Retype the listing that follows, word for word.

Data records:
▼▼▼
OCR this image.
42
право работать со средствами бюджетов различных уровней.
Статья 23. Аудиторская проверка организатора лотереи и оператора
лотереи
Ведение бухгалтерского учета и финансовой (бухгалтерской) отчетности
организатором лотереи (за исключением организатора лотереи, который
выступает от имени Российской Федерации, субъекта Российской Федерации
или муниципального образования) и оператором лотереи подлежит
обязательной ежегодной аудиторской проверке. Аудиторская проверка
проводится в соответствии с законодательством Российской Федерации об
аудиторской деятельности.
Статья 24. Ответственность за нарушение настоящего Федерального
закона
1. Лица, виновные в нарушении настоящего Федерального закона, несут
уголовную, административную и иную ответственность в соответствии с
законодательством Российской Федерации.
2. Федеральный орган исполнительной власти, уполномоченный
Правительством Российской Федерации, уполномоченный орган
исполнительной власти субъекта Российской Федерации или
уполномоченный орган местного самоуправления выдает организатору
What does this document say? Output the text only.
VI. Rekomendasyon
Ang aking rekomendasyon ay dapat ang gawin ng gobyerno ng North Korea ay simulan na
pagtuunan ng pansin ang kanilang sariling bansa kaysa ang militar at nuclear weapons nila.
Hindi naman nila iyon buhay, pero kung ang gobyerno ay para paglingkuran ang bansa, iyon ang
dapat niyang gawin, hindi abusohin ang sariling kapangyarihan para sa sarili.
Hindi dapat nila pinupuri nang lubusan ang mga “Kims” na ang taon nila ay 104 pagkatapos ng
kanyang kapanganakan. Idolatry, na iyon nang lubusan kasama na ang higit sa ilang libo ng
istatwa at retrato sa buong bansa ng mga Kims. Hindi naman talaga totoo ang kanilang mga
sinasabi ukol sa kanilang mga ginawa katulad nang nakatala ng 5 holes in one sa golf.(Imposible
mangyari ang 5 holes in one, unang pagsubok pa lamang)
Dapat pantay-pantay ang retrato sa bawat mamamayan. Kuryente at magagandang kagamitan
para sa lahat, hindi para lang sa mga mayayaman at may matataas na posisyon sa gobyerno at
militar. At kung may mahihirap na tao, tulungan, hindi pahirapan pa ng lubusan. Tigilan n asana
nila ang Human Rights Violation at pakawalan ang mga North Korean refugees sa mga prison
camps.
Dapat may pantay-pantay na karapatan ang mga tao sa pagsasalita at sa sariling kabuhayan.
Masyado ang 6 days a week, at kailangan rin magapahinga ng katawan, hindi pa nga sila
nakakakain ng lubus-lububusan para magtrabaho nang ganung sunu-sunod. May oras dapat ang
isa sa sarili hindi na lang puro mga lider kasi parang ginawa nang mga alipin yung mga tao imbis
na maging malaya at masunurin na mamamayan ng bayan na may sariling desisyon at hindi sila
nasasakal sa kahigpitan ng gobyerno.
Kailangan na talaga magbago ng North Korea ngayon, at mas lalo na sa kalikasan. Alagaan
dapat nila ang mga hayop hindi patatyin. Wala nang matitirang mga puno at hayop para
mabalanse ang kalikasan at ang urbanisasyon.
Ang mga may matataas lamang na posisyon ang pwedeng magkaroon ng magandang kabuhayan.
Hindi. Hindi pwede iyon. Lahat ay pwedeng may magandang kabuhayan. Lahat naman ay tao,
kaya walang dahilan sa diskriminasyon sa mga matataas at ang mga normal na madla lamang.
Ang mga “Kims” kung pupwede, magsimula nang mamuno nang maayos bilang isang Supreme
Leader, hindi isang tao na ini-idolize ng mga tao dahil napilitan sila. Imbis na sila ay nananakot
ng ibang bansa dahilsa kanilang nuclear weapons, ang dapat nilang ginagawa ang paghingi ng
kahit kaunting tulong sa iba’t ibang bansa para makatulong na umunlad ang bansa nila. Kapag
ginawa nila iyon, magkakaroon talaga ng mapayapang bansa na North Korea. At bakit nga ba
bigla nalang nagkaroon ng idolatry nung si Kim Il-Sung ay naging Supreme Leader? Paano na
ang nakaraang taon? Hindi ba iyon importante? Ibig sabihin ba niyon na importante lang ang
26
▲▲▲
◆ Exercise result
OCR this image.
42
право работать со средствами бюджетов различных уровней.
Статья 23. Аудиторская проверка организатора лотереи и оператора
лотереи
Ведение бухгалтерского учета и финансовой (бухгалтерской) отчетности
организатором лотереи (за исключением организатора лотереи, который
выступает от имени Российской Федерации, субъекта Российской Федерации
или муниципального образования) и оператором лотереи подлежит
обязательной ежегодной аудиторской проверке. Аудиторская проверка
проводится в соответствии с законодательством Российской Федерации об
аудиторской деятельности.
Статья 24. Ответственность за нарушение настоящего Федерального
закона
1. Лица, виновные в нарушении настоящего Федерального закона, несут
уголовную, административную и иную ответственность в соответствии с
законодательством Российской Федерации.
2. Федеральный орган исполнительной власти, уполномоченный
Правительством Российской Федерации, уполномоченный орган
исполнительной власти субъекта Российской Федерации или
уполномоченный орган местного самоуправления выдает организатору
What does this document say? Output the text only.
VI. Rekomendasyon
Ang aking rekomendasyon ay dapat ang gawin ng gobyerno ng North Korea ay simulan na
pagtuunan ng pansin ang kanilang sariling bansa kaysa ang militar at nuclear weapons nila.
Hindi naman nila iyon buhay, pero kung ang gobyerno ay para paglingkuran ang bansa, iyon ang
dapat niyang gawin, hindi abusohin ang sariling kapangyarihan para sa sarili.
Hindi dapat nila pinupuri nang lubusan ang mga “Kims” na ang taon nila ay 104 pagkatapos ng
kanyang kapanganakan. Idolatry, na iyon nang lubusan kasama na ang higit sa ilang libo ng
istatwa at retrato sa buong bansa ng mga Kims. Hindi naman talaga totoo ang kanilang mga
sinasabi ukol sa kanilang mga ginawa katulad nang nakatala ng 5 holes in one sa golf.(Imposible
mangyari ang 5 holes in one, unang pagsubok pa lamang)
Dapat pantay-pantay ang retrato sa bawat mamamayan. Kuryente at magagandang kagamitan
para sa lahat, hindi para lang sa mga mayayaman at may matataas na posisyon sa gobyerno at
militar. At kung may mahihirap na tao, tulungan, hindi pahirapan pa ng lubusan. Tigilan n asana
nila ang Human Rights Violation at pakawalan ang mga North Korean refugees sa mga prison
camps.
Dapat may pantay-pantay na karapatan ang mga tao sa pagsasalita at sa sariling kabuhayan.
Masyado ang 6 days a week, at kailangan rin magapahinga ng katawan, hindi pa nga sila
nakakakain ng lubus-lububusan para magtrabaho nang ganung sunu-sunod. May oras dapat ang
isa sa sarili hindi na lang puro mga lider kasi parang ginawa nang mga alipin yung mga tao imbis
na maging malaya at masunurin na mamamayan ng bayan na may sariling desisyon at hindi sila
nasasakal sa kahigpitan ng gobyerno.
Kailangan na talaga magbago ng North Korea ngayon, at mas lalo na sa kalikasan. Alagaan
dapat nila ang mga hayop hindi patatyin. Wala nang matitirang mga puno at hayop para
mabalanse ang kalikasan at ang urbanisasyon.
Ang mga may matataas lamang na posisyon ang pwedeng magkaroon ng magandang kabuhayan.
Hindi. Hindi pwede iyon. Lahat ay pwedeng may magandang kabuhayan. Lahat naman ay tao,
kaya walang dahilan sa diskriminasyon sa mga matataas at ang mga normal na madla lamang.
Ang mga “Kims” kung pupwede, magsimula nang mamuno nang maayos bilang isang Supreme
Leader, hindi isang tao na ini-idolize ng mga tao dahil napilitan sila. Imbis na sila ay nananakot
ng ibang bansa dahilsa kanilang nuclear weapons, ang dapat nilang ginagawa ang paghingi ng
kahit kaunting tulong sa iba’t ibang bansa para makatulong na umunlad ang bansa nila. Kapag
ginawa nila iyon, magkakaroon talaga ng mapayapang bansa na North Korea. At bakit nga ba
bigla nalang nagkaroon ng idolatry nung si Kim Il-Sung ay naging Supreme Leader? Paano na
ang nakaraang taon? Hindi ba iyon importante? Ibig sabihin ba niyon na importante lang ang
26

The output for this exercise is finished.